◆ WHAT THE TASK ASKS: Copy out each line of the data that holds the word "Stress".

[Records from a data collection]
- - -
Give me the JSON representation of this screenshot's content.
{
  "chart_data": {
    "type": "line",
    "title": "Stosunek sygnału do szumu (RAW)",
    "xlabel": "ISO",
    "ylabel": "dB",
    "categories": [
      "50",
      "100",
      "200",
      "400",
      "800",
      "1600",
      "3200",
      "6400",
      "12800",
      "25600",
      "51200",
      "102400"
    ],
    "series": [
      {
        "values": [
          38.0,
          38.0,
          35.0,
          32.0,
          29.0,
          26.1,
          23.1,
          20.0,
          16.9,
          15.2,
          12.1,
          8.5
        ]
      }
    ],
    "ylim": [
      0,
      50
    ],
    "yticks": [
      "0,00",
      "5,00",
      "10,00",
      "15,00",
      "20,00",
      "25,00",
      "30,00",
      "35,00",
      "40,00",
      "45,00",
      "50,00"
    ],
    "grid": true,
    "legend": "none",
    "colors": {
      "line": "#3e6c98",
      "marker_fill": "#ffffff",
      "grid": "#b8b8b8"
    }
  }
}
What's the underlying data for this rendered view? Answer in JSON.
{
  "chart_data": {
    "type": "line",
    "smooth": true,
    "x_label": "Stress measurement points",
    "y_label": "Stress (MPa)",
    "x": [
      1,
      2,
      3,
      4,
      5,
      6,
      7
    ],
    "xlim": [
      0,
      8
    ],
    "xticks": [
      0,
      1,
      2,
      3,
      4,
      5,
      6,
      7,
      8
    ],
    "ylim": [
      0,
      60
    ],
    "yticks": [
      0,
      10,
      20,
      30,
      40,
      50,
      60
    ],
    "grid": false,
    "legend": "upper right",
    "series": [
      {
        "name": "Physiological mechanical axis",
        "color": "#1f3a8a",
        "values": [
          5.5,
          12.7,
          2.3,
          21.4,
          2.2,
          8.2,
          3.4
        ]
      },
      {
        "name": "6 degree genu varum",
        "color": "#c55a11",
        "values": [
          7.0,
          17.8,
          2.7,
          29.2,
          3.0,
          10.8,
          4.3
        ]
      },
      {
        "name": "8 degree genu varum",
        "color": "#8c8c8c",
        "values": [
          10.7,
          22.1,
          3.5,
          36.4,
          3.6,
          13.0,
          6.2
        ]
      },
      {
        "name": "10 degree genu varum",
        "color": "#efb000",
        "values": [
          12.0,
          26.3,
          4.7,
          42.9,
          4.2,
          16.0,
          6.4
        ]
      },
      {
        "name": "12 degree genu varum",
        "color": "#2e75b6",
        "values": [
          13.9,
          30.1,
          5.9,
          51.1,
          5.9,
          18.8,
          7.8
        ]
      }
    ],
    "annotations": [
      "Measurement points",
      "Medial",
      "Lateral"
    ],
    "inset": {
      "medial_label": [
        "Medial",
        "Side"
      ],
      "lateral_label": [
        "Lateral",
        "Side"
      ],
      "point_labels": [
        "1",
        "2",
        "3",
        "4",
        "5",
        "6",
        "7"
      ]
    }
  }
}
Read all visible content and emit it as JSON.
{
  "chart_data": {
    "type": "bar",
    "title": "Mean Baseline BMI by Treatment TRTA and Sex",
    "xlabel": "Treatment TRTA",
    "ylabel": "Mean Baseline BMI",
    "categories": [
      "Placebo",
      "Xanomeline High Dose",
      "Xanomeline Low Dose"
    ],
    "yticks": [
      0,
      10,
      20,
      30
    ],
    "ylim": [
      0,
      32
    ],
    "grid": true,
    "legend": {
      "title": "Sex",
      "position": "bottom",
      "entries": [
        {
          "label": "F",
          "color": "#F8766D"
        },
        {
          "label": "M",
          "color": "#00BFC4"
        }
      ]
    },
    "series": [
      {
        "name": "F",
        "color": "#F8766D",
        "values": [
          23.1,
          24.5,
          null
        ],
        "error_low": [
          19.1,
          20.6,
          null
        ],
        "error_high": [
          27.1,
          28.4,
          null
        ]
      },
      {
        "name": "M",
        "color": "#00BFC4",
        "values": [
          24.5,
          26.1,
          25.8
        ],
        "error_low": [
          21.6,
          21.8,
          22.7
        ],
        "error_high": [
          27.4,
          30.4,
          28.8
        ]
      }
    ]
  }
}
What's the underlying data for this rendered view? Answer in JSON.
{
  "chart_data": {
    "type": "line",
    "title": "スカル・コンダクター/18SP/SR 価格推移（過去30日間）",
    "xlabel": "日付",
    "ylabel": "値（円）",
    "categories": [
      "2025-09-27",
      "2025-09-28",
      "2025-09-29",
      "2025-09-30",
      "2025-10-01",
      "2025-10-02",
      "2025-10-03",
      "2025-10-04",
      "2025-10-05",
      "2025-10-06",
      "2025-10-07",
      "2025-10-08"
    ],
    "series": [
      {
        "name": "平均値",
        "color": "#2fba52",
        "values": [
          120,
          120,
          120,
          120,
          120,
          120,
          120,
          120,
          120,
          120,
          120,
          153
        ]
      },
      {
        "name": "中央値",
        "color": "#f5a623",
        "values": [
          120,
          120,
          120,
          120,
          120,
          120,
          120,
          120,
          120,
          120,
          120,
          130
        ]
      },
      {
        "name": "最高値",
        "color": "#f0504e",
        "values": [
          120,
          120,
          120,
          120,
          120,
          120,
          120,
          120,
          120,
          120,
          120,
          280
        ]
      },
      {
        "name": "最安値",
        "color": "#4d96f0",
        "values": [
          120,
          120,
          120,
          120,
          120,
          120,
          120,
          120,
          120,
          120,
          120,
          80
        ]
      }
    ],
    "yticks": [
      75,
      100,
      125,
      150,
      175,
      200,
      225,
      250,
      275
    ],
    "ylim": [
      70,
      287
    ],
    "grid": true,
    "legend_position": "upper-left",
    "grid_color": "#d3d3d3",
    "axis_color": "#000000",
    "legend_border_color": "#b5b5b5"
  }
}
- - -
◆ SOLUTION BELOW:
    "x_label": "Stress measurement points",
    "y_label": "Stress (MPa)",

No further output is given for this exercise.